- [Written request] Extract all data as written.

──────── Input data

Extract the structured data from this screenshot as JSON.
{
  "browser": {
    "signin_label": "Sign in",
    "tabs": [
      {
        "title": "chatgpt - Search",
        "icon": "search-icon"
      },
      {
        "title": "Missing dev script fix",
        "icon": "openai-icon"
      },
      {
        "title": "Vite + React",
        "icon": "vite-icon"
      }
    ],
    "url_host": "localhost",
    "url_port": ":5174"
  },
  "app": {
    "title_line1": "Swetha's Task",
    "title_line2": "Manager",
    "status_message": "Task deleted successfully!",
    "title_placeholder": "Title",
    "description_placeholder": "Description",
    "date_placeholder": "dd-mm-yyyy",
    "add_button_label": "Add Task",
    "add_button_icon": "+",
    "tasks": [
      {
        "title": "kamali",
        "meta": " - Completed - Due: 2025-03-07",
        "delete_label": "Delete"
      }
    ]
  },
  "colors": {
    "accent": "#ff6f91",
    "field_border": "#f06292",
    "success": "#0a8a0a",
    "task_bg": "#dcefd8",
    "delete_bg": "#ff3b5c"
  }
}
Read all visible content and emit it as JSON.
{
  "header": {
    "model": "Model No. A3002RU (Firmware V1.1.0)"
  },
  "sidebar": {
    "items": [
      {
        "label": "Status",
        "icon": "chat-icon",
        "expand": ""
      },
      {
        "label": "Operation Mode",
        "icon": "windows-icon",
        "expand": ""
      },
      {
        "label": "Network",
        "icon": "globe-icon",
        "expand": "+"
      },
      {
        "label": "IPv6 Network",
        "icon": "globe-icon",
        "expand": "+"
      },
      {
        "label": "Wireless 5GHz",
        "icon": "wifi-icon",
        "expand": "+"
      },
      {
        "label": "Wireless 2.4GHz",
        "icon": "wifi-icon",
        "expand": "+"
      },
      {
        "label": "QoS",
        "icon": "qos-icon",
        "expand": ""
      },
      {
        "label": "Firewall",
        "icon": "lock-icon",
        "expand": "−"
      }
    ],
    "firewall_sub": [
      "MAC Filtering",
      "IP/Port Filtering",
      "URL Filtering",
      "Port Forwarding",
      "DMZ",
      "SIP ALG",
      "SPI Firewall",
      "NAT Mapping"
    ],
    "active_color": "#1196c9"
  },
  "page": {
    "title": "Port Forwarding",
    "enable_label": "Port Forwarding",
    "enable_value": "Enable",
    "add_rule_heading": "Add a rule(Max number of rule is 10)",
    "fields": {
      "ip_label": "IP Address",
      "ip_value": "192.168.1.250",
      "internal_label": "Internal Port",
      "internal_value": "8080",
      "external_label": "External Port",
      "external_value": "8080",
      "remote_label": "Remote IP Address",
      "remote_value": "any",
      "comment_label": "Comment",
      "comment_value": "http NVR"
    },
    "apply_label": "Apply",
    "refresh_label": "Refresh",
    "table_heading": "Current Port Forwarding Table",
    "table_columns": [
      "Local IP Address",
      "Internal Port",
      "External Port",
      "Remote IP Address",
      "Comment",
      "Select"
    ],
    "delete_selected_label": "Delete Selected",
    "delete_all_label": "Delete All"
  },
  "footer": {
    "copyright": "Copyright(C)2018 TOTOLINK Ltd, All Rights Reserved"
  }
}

────────────────

- [Result below]
Extract the structured data from this screenshot as JSON.
{
  "browser": {
    "signin_label": "Sign in",
    "tabs": [
      {
        "title": "chatgpt - Search",
        "icon": "search-icon"
      },
      {
        "title": "Missing dev script fix",
        "icon": "openai-icon"
      },
      {
        "title": "Vite + React",
        "icon": "vite-icon"
      }
    ],
    "url_host": "localhost",
    "url_port": ":5174"
  },
  "app": {
    "title_line1": "Swetha's Task",
    "title_line2": "Manager",
    "status_message": "Task deleted successfully!",
    "title_placeholder": "Title",
    "description_placeholder": "Description",
    "date_placeholder": "dd-mm-yyyy",
    "add_button_label": "Add Task",
    "add_button_icon": "+",
    "tasks": [
      {
        "title": "kamali",
        "meta": " - Completed - Due: 2025-03-07",
        "delete_label": "Delete"
      }
    ]
  },
  "colors": {
    "accent": "#ff6f91",
    "field_border": "#f06292",
    "success": "#0a8a0a",
    "task_bg": "#dcefd8",
    "delete_bg": "#ff3b5c"
  }
}
Read all visible content and emit it as JSON.
{
  "header": {
    "model": "Model No. A3002RU (Firmware V1.1.0)"
  },
  "sidebar": {
    "items": [
      {
        "label": "Status",
        "icon": "chat-icon",
        "expand": ""
      },
      {
        "label": "Operation Mode",
        "icon": "windows-icon",
        "expand": ""
      },
      {
        "label": "Network",
        "icon": "globe-icon",
        "expand": "+"
      },
      {
        "label": "IPv6 Network",
        "icon": "globe-icon",
        "expand": "+"
      },
      {
        "label": "Wireless 5GHz",
        "icon": "wifi-icon",
        "expand": "+"
      },
      {
        "label": "Wireless 2.4GHz",
        "icon": "wifi-icon",
        "expand": "+"
      },
      {
        "label": "QoS",
        "icon": "qos-icon",
        "expand": ""
      },
      {
        "label": "Firewall",
        "icon": "lock-icon",
        "expand": "−"
      }
    ],
    "firewall_sub": [
      "MAC Filtering",
      "IP/Port Filtering",
      "URL Filtering",
      "Port Forwarding",
      "DMZ",
      "SIP ALG",
      "SPI Firewall",
      "NAT Mapping"
    ],
    "active_color": "#1196c9"
  },
  "page": {
    "title": "Port Forwarding",
    "enable_label": "Port Forwarding",
    "enable_value": "Enable",
    "add_rule_heading": "Add a rule(Max number of rule is 10)",
    "fields": {
      "ip_label": "IP Address",
      "ip_value": "192.168.1.250",
      "internal_label": "Internal Port",
      "internal_value": "8080",
      "external_label": "External Port",
      "external_value": "8080",
      "remote_label": "Remote IP Address",
      "remote_value": "any",
      "comment_label": "Comment",
      "comment_value": "http NVR"
    },
    "apply_label": "Apply",
    "refresh_label": "Refresh",
    "table_heading": "Current Port Forwarding Table",
    "table_columns": [
      "Local IP Address",
      "Internal Port",
      "External Port",
      "Remote IP Address",
      "Comment",
      "Select"
    ],
    "delete_selected_label": "Delete Selected",
    "delete_all_label": "Delete All"
  },
  "footer": {
    "copyright": "Copyright(C)2018 TOTOLINK Ltd, All Rights Reserved"
  }
}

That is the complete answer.